### Given task
Write out the entries below once more, exactly, with the pictures left out.

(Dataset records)
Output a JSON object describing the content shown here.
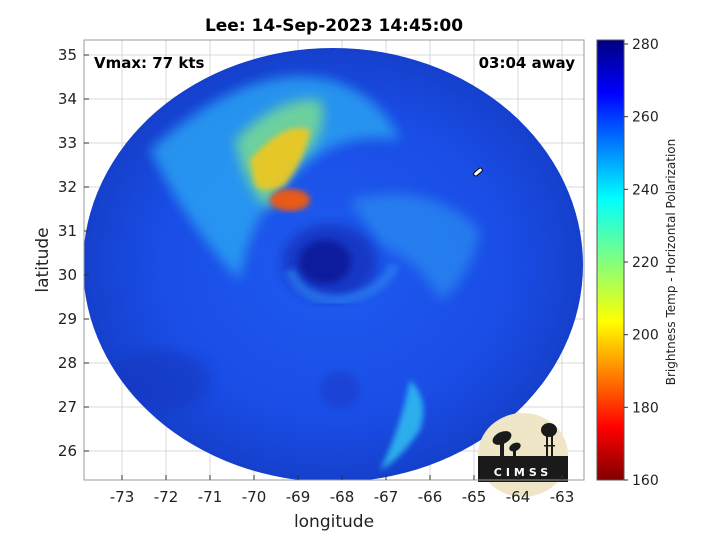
{
  "title": "Lee: 14-Sep-2023 14:45:00",
  "annotation_left": "Vmax: 77 kts",
  "annotation_right": "03:04 away",
  "xlabel": "longitude",
  "ylabel": "latitude",
  "x_ticks": [
    "-73",
    "-72",
    "-71",
    "-70",
    "-69",
    "-68",
    "-67",
    "-66",
    "-65",
    "-64",
    "-63"
  ],
  "y_ticks": [
    "35",
    "34",
    "33",
    "32",
    "31",
    "30",
    "29",
    "28",
    "27",
    "26"
  ],
  "colorbar": {
    "label": "Brightness Temp - Horizontal Polarization",
    "ticks": [
      "280",
      "260",
      "240",
      "220",
      "200",
      "180",
      "160"
    ],
    "range": [
      160,
      280
    ],
    "colormap": "jet"
  },
  "logo_text": "CIMSS",
  "colors": {
    "background_disc": "#1a4de6",
    "eye": "#0d1f9e",
    "warm_band": "#f2c81f",
    "hot_spot": "#e85a14"
  }
}
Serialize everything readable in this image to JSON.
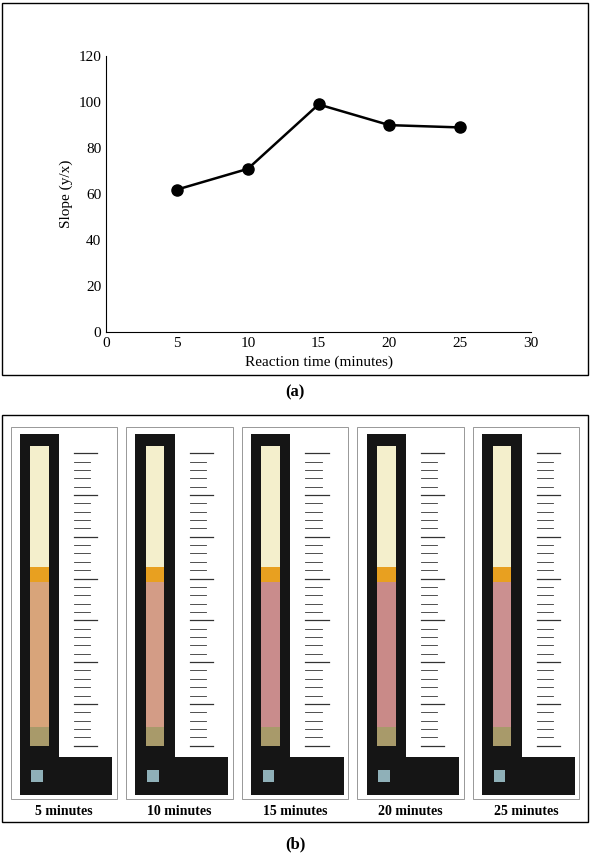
{
  "chart_data": {
    "type": "line",
    "x": [
      5,
      10,
      15,
      20,
      25
    ],
    "values": [
      62,
      71,
      99,
      90,
      89
    ],
    "xlabel": "Reaction time (minutes)",
    "ylabel": "Slope (y/x)",
    "xlim": [
      0,
      30
    ],
    "xticks": [
      0,
      5,
      10,
      15,
      20,
      25,
      30
    ],
    "ylim": [
      0,
      120
    ],
    "yticks": [
      0,
      20,
      40,
      60,
      80,
      100,
      120
    ],
    "color": "#000000",
    "marker": "circle",
    "line_style": "solid",
    "grid": false,
    "caption": "(a)"
  },
  "panel_b": {
    "caption": "(b)",
    "images": [
      "5 minutes",
      "10 minutes",
      "15 minutes",
      "20 minutes",
      "25 minutes"
    ]
  }
}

### Completed exercise
Output a JSON object describing the content shown here.
{
  "title": "Lee: 14-Sep-2023 14:45:00",
  "annotation_left": "Vmax: 77 kts",
  "annotation_right": "03:04 away",
  "xlabel": "longitude",
  "ylabel": "latitude",
  "x_ticks": [
    "-73",
    "-72",
    "-71",
    "-70",
    "-69",
    "-68",
    "-67",
    "-66",
    "-65",
    "-64",
    "-63"
  ],
  "y_ticks": [
    "35",
    "34",
    "33",
    "32",
    "31",
    "30",
    "29",
    "28",
    "27",
    "26"
  ],
  "colorbar": {
    "label": "Brightness Temp - Horizontal Polarization",
    "ticks": [
      "280",
      "260",
      "240",
      "220",
      "200",
      "180",
      "160"
    ],
    "range": [
      160,
      280
    ],
    "colormap": "jet"
  },
  "logo_text": "CIMSS",
  "colors": {
    "background_disc": "#1a4de6",
    "eye": "#0d1f9e",
    "warm_band": "#f2c81f",
    "hot_spot": "#e85a14"
  }
}
Serialize everything readable in this image to JSON.
{
  "chart_data": {
    "type": "line",
    "x": [
      5,
      10,
      15,
      20,
      25
    ],
    "values": [
      62,
      71,
      99,
      90,
      89
    ],
    "xlabel": "Reaction time (minutes)",
    "ylabel": "Slope (y/x)",
    "xlim": [
      0,
      30
    ],
    "xticks": [
      0,
      5,
      10,
      15,
      20,
      25,
      30
    ],
    "ylim": [
      0,
      120
    ],
    "yticks": [
      0,
      20,
      40,
      60,
      80,
      100,
      120
    ],
    "color": "#000000",
    "marker": "circle",
    "line_style": "solid",
    "grid": false,
    "caption": "(a)"
  },
  "panel_b": {
    "caption": "(b)",
    "images": [
      "5 minutes",
      "10 minutes",
      "15 minutes",
      "20 minutes",
      "25 minutes"
    ]
  }
}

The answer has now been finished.